--- Begin ---
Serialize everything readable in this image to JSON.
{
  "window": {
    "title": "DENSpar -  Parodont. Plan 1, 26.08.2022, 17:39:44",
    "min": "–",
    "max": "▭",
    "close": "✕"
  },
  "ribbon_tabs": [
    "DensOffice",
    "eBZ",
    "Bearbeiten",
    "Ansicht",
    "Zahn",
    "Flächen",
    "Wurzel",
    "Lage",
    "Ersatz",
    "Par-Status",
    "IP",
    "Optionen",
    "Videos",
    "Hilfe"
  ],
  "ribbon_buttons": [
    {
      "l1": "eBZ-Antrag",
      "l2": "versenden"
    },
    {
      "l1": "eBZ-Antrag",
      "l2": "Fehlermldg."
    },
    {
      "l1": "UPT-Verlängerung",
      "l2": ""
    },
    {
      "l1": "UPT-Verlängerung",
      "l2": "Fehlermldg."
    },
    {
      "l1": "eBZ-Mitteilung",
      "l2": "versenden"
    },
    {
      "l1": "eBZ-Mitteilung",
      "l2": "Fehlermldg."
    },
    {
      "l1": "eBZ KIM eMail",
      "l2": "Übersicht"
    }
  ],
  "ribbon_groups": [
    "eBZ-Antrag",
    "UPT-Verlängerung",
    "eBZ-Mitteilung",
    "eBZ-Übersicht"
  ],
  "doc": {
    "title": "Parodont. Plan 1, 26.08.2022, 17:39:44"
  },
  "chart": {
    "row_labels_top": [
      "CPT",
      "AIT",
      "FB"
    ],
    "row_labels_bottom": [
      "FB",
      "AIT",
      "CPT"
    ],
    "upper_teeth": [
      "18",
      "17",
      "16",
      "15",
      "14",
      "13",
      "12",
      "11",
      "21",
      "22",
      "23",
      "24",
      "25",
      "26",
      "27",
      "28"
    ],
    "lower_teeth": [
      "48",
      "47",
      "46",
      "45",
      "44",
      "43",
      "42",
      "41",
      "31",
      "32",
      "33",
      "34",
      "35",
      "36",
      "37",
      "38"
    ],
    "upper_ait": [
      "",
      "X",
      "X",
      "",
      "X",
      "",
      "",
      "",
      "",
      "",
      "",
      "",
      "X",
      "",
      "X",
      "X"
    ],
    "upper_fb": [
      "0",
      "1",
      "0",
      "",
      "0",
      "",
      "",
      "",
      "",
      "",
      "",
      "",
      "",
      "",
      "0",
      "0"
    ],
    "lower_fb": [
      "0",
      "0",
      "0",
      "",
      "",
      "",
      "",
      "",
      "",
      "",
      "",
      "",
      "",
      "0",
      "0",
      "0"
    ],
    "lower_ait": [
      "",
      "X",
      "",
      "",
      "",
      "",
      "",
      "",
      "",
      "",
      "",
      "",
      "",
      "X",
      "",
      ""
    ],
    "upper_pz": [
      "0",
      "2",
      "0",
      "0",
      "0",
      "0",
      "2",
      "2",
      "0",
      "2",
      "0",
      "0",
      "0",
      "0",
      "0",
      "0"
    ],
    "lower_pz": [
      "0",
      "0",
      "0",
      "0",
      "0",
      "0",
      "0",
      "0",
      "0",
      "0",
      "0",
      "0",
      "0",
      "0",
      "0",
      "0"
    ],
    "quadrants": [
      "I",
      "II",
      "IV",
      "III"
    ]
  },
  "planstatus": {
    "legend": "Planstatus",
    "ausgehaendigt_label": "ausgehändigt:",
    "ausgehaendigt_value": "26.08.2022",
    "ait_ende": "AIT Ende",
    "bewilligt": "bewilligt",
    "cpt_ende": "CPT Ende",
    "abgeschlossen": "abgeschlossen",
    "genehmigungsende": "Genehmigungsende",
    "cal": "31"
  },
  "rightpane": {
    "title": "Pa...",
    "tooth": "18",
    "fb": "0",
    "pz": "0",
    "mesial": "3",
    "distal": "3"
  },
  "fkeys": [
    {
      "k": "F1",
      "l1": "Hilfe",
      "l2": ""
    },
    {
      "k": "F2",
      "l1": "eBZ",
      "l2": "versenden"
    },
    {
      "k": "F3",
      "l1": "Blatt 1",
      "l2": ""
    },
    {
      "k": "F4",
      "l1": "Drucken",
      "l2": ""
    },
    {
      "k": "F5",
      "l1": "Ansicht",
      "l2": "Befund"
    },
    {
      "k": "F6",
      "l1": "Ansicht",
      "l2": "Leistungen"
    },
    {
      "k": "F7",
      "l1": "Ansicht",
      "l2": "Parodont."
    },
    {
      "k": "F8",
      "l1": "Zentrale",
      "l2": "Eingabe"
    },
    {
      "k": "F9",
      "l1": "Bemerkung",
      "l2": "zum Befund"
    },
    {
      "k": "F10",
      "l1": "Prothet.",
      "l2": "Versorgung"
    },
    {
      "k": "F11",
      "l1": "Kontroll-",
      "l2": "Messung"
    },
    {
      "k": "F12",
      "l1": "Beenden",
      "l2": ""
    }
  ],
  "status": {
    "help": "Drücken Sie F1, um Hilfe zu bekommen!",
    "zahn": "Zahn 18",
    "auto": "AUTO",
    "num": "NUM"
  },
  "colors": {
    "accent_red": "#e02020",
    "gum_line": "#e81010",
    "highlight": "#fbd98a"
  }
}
--- End ---
* [Set exercise] Return every entry verbatim.

* [Completed exercise]
Serialize everything readable in this image to JSON.
{
  "window": {
    "title": "DENSpar -  Parodont. Plan 1, 26.08.2022, 17:39:44",
    "min": "–",
    "max": "▭",
    "close": "✕"
  },
  "ribbon_tabs": [
    "DensOffice",
    "eBZ",
    "Bearbeiten",
    "Ansicht",
    "Zahn",
    "Flächen",
    "Wurzel",
    "Lage",
    "Ersatz",
    "Par-Status",
    "IP",
    "Optionen",
    "Videos",
    "Hilfe"
  ],
  "ribbon_buttons": [
    {
      "l1": "eBZ-Antrag",
      "l2": "versenden"
    },
    {
      "l1": "eBZ-Antrag",
      "l2": "Fehlermldg."
    },
    {
      "l1": "UPT-Verlängerung",
      "l2": ""
    },
    {
      "l1": "UPT-Verlängerung",
      "l2": "Fehlermldg."
    },
    {
      "l1": "eBZ-Mitteilung",
      "l2": "versenden"
    },
    {
      "l1": "eBZ-Mitteilung",
      "l2": "Fehlermldg."
    },
    {
      "l1": "eBZ KIM eMail",
      "l2": "Übersicht"
    }
  ],
  "ribbon_groups": [
    "eBZ-Antrag",
    "UPT-Verlängerung",
    "eBZ-Mitteilung",
    "eBZ-Übersicht"
  ],
  "doc": {
    "title": "Parodont. Plan 1, 26.08.2022, 17:39:44"
  },
  "chart": {
    "row_labels_top": [
      "CPT",
      "AIT",
      "FB"
    ],
    "row_labels_bottom": [
      "FB",
      "AIT",
      "CPT"
    ],
    "upper_teeth": [
      "18",
      "17",
      "16",
      "15",
      "14",
      "13",
      "12",
      "11",
      "21",
      "22",
      "23",
      "24",
      "25",
      "26",
      "27",
      "28"
    ],
    "lower_teeth": [
      "48",
      "47",
      "46",
      "45",
      "44",
      "43",
      "42",
      "41",
      "31",
      "32",
      "33",
      "34",
      "35",
      "36",
      "37",
      "38"
    ],
    "upper_ait": [
      "",
      "X",
      "X",
      "",
      "X",
      "",
      "",
      "",
      "",
      "",
      "",
      "",
      "X",
      "",
      "X",
      "X"
    ],
    "upper_fb": [
      "0",
      "1",
      "0",
      "",
      "0",
      "",
      "",
      "",
      "",
      "",
      "",
      "",
      "",
      "",
      "0",
      "0"
    ],
    "lower_fb": [
      "0",
      "0",
      "0",
      "",
      "",
      "",
      "",
      "",
      "",
      "",
      "",
      "",
      "",
      "0",
      "0",
      "0"
    ],
    "lower_ait": [
      "",
      "X",
      "",
      "",
      "",
      "",
      "",
      "",
      "",
      "",
      "",
      "",
      "",
      "X",
      "",
      ""
    ],
    "upper_pz": [
      "0",
      "2",
      "0",
      "0",
      "0",
      "0",
      "2",
      "2",
      "0",
      "2",
      "0",
      "0",
      "0",
      "0",
      "0",
      "0"
    ],
    "lower_pz": [
      "0",
      "0",
      "0",
      "0",
      "0",
      "0",
      "0",
      "0",
      "0",
      "0",
      "0",
      "0",
      "0",
      "0",
      "0",
      "0"
    ],
    "quadrants": [
      "I",
      "II",
      "IV",
      "III"
    ]
  },
  "planstatus": {
    "legend": "Planstatus",
    "ausgehaendigt_label": "ausgehändigt:",
    "ausgehaendigt_value": "26.08.2022",
    "ait_ende": "AIT Ende",
    "bewilligt": "bewilligt",
    "cpt_ende": "CPT Ende",
    "abgeschlossen": "abgeschlossen",
    "genehmigungsende": "Genehmigungsende",
    "cal": "31"
  },
  "rightpane": {
    "title": "Pa...",
    "tooth": "18",
    "fb": "0",
    "pz": "0",
    "mesial": "3",
    "distal": "3"
  },
  "fkeys": [
    {
      "k": "F1",
      "l1": "Hilfe",
      "l2": ""
    },
    {
      "k": "F2",
      "l1": "eBZ",
      "l2": "versenden"
    },
    {
      "k": "F3",
      "l1": "Blatt 1",
      "l2": ""
    },
    {
      "k": "F4",
      "l1": "Drucken",
      "l2": ""
    },
    {
      "k": "F5",
      "l1": "Ansicht",
      "l2": "Befund"
    },
    {
      "k": "F6",
      "l1": "Ansicht",
      "l2": "Leistungen"
    },
    {
      "k": "F7",
      "l1": "Ansicht",
      "l2": "Parodont."
    },
    {
      "k": "F8",
      "l1": "Zentrale",
      "l2": "Eingabe"
    },
    {
      "k": "F9",
      "l1": "Bemerkung",
      "l2": "zum Befund"
    },
    {
      "k": "F10",
      "l1": "Prothet.",
      "l2": "Versorgung"
    },
    {
      "k": "F11",
      "l1": "Kontroll-",
      "l2": "Messung"
    },
    {
      "k": "F12",
      "l1": "Beenden",
      "l2": ""
    }
  ],
  "status": {
    "help": "Drücken Sie F1, um Hilfe zu bekommen!",
    "zahn": "Zahn 18",
    "auto": "AUTO",
    "num": "NUM"
  },
  "colors": {
    "accent_red": "#e02020",
    "gum_line": "#e81010",
    "highlight": "#fbd98a"
  }
}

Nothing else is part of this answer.